The problem: Show only lines that include "Luxan".

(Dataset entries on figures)
*****

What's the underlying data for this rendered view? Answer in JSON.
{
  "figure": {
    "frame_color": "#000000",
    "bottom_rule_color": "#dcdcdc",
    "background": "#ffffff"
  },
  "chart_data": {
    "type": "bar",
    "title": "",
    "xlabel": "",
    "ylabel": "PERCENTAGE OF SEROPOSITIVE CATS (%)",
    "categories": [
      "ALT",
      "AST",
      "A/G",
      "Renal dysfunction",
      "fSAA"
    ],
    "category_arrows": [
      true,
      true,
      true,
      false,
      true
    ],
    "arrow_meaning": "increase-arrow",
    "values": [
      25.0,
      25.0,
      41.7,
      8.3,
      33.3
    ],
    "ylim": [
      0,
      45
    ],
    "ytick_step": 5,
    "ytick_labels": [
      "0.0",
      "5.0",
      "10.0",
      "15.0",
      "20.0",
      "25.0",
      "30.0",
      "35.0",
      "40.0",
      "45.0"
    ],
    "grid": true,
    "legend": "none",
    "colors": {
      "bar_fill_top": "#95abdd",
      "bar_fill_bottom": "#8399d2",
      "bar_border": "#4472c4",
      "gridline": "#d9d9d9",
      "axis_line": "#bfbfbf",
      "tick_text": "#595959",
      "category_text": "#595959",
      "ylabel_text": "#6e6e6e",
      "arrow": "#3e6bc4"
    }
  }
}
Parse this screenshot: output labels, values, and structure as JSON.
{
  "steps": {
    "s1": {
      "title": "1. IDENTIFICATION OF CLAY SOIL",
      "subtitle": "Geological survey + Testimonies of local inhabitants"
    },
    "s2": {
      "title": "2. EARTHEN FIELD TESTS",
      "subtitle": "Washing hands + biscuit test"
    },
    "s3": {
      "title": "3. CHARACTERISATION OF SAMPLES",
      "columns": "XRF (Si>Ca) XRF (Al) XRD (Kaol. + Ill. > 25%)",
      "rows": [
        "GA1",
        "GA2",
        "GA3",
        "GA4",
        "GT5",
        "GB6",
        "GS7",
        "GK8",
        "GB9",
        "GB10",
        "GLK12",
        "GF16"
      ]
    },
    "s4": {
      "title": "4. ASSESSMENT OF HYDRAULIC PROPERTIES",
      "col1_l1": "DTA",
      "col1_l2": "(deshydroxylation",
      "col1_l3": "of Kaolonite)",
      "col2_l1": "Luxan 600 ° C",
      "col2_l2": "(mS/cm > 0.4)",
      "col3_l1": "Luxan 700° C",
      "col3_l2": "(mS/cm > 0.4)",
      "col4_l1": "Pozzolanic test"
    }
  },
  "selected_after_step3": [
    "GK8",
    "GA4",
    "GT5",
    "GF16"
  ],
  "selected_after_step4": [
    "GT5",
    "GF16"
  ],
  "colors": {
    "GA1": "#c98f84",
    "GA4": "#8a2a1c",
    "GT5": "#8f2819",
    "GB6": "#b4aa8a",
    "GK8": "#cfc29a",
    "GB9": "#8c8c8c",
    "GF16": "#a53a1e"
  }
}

*****

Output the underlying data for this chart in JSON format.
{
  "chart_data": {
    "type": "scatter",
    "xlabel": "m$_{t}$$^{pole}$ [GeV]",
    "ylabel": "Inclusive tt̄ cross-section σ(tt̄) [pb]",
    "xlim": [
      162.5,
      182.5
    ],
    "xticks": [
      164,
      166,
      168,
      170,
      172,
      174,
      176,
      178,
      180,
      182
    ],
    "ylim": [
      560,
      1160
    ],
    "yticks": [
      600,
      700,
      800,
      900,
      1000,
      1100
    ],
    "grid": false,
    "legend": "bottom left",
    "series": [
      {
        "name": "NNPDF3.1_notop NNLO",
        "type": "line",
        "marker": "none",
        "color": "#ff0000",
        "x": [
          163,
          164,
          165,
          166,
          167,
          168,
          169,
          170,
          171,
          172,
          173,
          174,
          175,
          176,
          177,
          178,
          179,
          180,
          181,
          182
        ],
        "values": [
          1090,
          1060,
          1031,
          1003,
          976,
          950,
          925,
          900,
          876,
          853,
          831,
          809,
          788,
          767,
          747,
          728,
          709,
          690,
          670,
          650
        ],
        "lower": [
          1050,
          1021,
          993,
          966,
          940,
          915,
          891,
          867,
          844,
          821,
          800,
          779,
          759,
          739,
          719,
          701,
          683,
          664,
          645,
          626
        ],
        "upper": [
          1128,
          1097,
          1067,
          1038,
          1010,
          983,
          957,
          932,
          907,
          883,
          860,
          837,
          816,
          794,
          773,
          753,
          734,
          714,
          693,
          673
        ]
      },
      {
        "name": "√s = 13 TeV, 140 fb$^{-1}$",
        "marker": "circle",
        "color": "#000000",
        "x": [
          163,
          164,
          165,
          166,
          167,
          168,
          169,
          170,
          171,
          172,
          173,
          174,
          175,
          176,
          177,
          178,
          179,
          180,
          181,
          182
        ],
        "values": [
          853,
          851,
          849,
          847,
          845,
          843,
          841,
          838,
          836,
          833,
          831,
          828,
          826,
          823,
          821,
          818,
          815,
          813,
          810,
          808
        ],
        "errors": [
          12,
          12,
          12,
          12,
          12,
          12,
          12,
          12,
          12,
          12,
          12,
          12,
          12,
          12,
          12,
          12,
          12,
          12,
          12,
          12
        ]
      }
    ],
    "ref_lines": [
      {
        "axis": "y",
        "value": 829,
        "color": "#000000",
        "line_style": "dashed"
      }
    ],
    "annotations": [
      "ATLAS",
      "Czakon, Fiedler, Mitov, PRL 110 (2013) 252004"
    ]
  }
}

*****

Written response:
      "col2_l1": "Luxan 600 ° C",
      "col3_l1": "Luxan 700° C",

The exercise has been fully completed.